DIRECTIONS: Copy out the lines that have "Muffe" in them.

DATA TO PROCESS:
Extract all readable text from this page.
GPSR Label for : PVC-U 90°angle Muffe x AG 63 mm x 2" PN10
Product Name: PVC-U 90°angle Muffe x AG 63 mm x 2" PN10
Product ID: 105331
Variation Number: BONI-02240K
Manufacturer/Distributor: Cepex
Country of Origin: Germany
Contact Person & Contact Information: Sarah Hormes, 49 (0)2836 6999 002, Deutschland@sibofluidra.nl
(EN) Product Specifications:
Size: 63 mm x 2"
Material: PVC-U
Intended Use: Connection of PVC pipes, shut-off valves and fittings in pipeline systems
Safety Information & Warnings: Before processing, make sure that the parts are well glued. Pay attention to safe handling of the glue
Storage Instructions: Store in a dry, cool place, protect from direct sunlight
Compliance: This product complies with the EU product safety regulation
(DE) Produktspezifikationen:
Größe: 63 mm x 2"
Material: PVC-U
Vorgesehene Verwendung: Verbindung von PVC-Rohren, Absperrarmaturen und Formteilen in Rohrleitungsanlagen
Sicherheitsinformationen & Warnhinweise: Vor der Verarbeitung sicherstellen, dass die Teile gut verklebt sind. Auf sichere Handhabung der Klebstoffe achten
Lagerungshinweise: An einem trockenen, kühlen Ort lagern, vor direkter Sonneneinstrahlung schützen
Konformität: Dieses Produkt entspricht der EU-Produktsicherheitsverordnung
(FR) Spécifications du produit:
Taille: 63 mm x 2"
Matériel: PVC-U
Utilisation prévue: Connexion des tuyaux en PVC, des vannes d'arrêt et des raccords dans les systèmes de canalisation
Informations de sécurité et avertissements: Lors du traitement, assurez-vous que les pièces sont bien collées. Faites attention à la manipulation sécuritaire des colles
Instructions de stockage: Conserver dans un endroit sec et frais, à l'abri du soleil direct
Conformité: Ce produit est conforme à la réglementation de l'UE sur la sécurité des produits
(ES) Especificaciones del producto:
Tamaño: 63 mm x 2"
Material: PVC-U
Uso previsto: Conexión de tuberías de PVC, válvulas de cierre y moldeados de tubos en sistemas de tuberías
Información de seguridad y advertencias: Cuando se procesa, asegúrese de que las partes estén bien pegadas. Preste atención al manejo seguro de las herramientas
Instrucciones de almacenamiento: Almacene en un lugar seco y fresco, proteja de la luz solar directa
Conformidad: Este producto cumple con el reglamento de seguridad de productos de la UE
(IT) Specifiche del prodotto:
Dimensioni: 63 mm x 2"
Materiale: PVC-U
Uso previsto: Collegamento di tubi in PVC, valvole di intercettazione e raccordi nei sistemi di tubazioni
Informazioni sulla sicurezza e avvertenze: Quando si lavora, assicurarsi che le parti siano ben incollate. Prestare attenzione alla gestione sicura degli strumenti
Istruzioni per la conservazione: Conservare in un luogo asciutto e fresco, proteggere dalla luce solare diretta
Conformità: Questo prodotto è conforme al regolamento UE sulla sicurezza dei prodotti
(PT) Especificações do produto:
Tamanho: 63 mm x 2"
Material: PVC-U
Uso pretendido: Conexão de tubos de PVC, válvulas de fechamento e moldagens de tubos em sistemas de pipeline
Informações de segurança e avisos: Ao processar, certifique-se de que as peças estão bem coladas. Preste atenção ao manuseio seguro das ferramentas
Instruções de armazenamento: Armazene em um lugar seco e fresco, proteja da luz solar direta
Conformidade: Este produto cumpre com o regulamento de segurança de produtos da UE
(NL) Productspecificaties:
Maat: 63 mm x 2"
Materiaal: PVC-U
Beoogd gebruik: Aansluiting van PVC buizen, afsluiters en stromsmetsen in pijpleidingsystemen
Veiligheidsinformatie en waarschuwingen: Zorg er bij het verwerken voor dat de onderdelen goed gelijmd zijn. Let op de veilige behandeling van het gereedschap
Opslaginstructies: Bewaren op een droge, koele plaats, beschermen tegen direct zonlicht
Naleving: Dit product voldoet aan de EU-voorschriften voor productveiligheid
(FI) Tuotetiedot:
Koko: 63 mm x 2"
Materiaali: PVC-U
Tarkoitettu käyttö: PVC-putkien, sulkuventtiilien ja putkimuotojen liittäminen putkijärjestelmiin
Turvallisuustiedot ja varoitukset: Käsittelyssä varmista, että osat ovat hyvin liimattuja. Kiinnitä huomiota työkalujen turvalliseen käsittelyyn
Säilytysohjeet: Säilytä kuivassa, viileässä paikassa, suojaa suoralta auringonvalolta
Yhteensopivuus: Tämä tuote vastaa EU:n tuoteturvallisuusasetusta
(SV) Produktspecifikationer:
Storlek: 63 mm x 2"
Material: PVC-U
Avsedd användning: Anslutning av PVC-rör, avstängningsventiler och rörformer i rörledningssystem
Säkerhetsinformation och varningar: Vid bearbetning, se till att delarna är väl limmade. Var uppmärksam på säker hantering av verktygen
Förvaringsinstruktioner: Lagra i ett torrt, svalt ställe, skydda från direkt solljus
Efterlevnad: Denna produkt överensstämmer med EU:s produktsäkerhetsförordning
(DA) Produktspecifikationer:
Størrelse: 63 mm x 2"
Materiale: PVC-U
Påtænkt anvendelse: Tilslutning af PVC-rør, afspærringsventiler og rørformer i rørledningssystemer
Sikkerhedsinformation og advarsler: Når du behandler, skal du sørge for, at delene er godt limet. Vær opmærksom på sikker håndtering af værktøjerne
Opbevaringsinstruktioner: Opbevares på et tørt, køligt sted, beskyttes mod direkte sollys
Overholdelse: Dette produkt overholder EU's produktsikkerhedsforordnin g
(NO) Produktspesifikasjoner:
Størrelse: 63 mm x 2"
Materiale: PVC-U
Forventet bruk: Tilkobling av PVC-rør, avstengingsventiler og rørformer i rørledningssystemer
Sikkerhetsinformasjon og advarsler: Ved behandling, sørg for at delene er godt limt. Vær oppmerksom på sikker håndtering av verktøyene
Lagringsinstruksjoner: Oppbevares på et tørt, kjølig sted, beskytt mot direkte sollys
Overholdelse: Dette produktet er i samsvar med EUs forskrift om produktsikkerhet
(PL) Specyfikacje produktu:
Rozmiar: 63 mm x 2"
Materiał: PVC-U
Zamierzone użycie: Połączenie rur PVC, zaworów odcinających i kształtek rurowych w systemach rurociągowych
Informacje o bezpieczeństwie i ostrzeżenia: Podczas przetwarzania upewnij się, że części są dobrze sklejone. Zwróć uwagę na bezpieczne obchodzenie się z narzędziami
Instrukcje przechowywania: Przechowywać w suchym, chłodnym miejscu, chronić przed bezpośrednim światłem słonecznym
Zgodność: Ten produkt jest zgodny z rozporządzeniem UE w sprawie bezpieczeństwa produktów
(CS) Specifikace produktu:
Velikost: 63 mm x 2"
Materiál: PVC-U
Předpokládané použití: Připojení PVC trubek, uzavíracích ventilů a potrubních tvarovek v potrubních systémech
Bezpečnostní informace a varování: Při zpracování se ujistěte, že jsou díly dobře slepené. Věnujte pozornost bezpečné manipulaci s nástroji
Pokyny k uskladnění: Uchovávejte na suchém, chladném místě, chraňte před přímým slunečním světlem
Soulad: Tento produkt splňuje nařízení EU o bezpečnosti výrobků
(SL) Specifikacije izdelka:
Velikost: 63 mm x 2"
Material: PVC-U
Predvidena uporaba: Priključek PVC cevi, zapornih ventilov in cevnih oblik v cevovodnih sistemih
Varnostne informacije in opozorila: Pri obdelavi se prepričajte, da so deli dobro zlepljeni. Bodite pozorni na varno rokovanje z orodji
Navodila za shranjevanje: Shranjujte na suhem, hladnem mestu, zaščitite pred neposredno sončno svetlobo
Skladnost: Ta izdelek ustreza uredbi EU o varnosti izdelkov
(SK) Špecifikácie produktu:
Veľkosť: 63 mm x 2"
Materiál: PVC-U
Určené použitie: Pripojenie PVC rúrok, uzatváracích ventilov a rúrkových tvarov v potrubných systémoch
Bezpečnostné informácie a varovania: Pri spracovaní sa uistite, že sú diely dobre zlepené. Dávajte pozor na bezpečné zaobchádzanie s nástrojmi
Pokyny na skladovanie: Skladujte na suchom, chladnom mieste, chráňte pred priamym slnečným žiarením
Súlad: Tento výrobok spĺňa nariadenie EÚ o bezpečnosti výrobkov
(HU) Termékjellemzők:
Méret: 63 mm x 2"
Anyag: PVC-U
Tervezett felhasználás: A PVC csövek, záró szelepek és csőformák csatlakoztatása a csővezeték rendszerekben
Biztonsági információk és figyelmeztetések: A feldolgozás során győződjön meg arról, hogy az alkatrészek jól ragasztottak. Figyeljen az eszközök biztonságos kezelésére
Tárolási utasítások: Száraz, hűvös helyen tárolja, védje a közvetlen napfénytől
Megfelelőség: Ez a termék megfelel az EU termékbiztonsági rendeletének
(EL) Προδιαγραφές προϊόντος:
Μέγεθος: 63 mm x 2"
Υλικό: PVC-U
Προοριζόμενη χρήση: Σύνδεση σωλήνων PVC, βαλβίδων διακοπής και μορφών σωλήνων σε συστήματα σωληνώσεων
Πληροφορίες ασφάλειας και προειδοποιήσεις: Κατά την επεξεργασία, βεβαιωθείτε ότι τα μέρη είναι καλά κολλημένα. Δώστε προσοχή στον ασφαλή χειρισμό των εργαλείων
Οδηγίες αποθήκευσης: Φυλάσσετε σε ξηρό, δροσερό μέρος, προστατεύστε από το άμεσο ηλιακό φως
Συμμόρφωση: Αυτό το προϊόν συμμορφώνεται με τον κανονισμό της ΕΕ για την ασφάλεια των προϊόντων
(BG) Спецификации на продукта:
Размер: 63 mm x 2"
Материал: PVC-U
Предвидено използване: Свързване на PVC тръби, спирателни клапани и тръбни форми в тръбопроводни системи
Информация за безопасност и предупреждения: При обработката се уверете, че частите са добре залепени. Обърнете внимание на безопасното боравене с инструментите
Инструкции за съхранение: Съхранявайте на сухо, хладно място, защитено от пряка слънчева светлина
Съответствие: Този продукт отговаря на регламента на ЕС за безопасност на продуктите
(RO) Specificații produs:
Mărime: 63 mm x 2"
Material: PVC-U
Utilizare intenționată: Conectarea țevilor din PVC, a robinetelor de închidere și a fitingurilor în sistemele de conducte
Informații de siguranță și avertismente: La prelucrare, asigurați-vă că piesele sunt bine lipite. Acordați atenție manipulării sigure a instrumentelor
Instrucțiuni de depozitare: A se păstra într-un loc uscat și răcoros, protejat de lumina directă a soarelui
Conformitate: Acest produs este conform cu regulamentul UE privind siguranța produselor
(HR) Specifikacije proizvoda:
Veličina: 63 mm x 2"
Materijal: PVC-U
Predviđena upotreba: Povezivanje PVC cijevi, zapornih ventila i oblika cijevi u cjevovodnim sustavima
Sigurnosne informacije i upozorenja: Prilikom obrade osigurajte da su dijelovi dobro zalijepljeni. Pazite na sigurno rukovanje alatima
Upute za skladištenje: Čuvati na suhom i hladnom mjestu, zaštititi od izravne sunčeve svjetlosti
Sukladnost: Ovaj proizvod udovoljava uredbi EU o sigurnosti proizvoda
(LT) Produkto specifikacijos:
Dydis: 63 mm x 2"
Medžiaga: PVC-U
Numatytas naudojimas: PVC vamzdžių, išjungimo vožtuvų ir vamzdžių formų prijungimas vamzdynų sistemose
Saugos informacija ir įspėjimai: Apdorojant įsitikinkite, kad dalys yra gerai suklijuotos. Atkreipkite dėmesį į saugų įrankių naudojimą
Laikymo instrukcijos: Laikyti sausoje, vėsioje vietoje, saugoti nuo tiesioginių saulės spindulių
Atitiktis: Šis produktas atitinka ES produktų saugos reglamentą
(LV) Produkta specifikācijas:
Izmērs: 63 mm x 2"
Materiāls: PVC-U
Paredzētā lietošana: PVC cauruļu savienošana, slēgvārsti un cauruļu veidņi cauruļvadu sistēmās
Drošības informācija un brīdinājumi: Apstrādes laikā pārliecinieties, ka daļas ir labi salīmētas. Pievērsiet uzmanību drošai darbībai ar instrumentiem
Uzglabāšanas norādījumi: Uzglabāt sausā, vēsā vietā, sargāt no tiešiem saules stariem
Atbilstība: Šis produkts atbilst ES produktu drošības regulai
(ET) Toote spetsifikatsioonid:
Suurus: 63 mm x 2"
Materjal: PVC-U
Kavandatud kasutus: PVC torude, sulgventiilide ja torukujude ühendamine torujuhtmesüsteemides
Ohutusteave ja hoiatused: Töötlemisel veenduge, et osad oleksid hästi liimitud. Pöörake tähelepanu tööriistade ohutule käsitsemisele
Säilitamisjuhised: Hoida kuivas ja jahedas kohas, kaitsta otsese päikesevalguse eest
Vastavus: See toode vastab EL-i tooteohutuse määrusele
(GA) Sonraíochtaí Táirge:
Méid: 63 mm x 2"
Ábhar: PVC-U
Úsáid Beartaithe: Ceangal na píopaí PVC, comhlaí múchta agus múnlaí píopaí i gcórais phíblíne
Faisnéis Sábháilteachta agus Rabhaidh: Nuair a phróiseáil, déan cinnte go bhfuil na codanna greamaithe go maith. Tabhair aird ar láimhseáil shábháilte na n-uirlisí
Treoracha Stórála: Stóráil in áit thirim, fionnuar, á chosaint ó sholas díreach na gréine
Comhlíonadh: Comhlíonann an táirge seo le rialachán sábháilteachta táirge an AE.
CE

PROBLEM SOLUTION:
GPSR Label for : PVC-U 90°angle Muffe x AG 63 mm x 2" PN10
Product Name: PVC-U 90°angle Muffe x AG 63 mm x 2" PN10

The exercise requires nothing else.